▶ [What to do]
The entries that follow should be written out exactly.

▶ [Records for the task]
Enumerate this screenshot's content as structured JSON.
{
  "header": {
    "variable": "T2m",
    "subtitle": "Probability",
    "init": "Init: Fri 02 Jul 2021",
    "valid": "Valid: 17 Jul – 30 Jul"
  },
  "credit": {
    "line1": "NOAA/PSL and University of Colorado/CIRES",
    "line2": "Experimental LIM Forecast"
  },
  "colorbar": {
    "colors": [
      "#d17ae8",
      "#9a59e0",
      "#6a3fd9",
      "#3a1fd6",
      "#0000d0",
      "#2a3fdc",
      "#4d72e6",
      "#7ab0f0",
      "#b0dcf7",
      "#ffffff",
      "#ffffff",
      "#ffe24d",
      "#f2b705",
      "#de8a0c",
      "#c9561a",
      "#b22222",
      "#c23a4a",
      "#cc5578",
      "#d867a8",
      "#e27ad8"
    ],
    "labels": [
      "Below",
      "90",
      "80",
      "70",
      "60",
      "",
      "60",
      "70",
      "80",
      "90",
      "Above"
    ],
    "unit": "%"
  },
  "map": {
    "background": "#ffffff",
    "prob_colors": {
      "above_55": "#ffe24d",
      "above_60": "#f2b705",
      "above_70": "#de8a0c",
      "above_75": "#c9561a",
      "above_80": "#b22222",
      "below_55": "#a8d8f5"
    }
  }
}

▶ [Correct response]
Enumerate this screenshot's content as structured JSON.
{
  "header": {
    "variable": "T2m",
    "subtitle": "Probability",
    "init": "Init: Fri 02 Jul 2021",
    "valid": "Valid: 17 Jul – 30 Jul"
  },
  "credit": {
    "line1": "NOAA/PSL and University of Colorado/CIRES",
    "line2": "Experimental LIM Forecast"
  },
  "colorbar": {
    "colors": [
      "#d17ae8",
      "#9a59e0",
      "#6a3fd9",
      "#3a1fd6",
      "#0000d0",
      "#2a3fdc",
      "#4d72e6",
      "#7ab0f0",
      "#b0dcf7",
      "#ffffff",
      "#ffffff",
      "#ffe24d",
      "#f2b705",
      "#de8a0c",
      "#c9561a",
      "#b22222",
      "#c23a4a",
      "#cc5578",
      "#d867a8",
      "#e27ad8"
    ],
    "labels": [
      "Below",
      "90",
      "80",
      "70",
      "60",
      "",
      "60",
      "70",
      "80",
      "90",
      "Above"
    ],
    "unit": "%"
  },
  "map": {
    "background": "#ffffff",
    "prob_colors": {
      "above_55": "#ffe24d",
      "above_60": "#f2b705",
      "above_70": "#de8a0c",
      "above_75": "#c9561a",
      "above_80": "#b22222",
      "below_55": "#a8d8f5"
    }
  }
}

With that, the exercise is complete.